▶ [EXERCISE DESCRIPTION]:
Return the lines below that carry the word "Search".

▶ [INPUT RECORDS]:
========
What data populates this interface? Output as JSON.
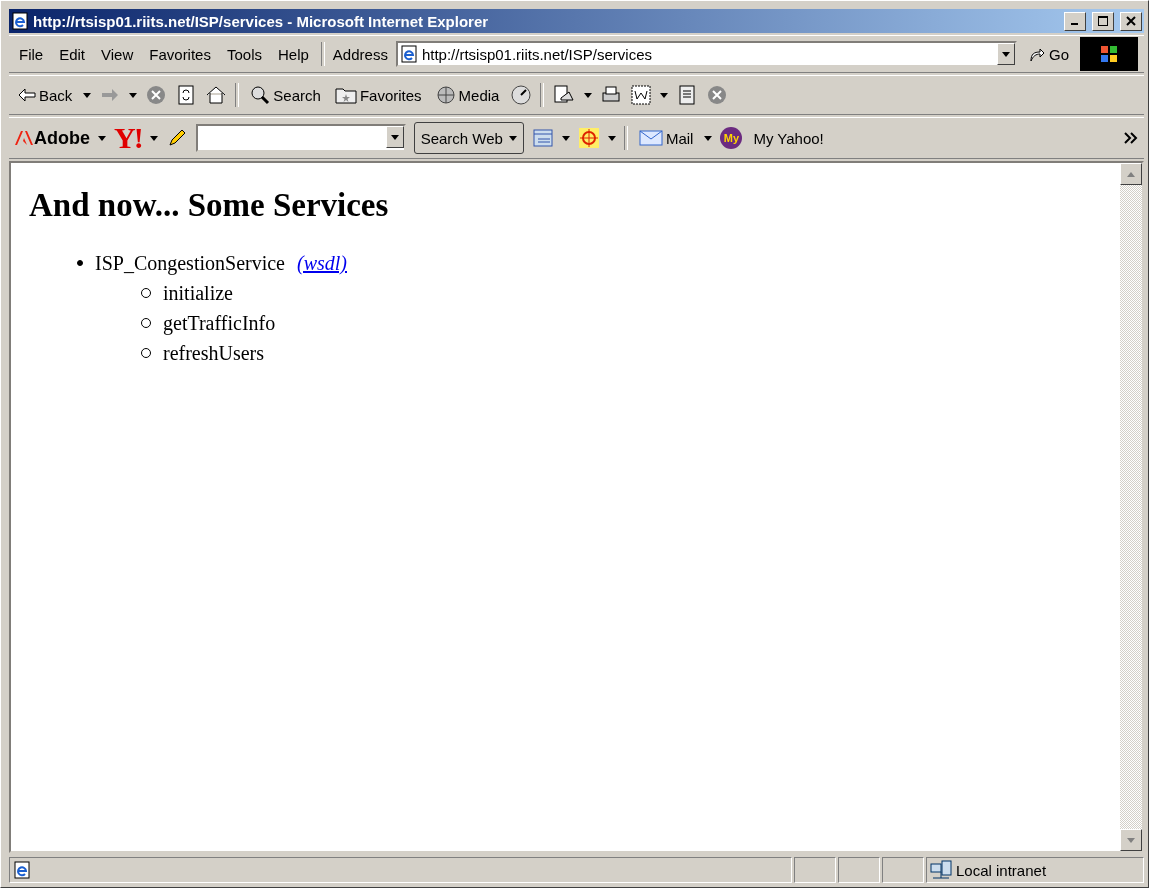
{
  "window": {
    "title": "http://rtsisp01.riits.net/ISP/services - Microsoft Internet Explorer"
  },
  "menu": [
    "File",
    "Edit",
    "View",
    "Favorites",
    "Tools",
    "Help"
  ],
  "address": {
    "label": "Address",
    "value": "http://rtsisp01.riits.net/ISP/services",
    "go": "Go"
  },
  "toolbar": {
    "back": "Back",
    "search": "Search",
    "favorites": "Favorites",
    "media": "Media"
  },
  "links_bar": {
    "adobe": "Adobe",
    "yahoo_logo": "Y!",
    "search_button": "Search Web",
    "mail": "Mail",
    "my_badge": "My",
    "my_yahoo": "My Yahoo!"
  },
  "page": {
    "heading": "And now... Some Services",
    "services": [
      {
        "name": "ISP_CongestionService",
        "link": "(wsdl)",
        "operations": [
          "initialize",
          "getTrafficInfo",
          "refreshUsers"
        ]
      }
    ]
  },
  "status_bar": {
    "zone": "Local intranet"
  }
}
========
▶ [SOLUTION TO THIS PROBLEM]:
    "search": "Search",
    "search_button": "Search Web",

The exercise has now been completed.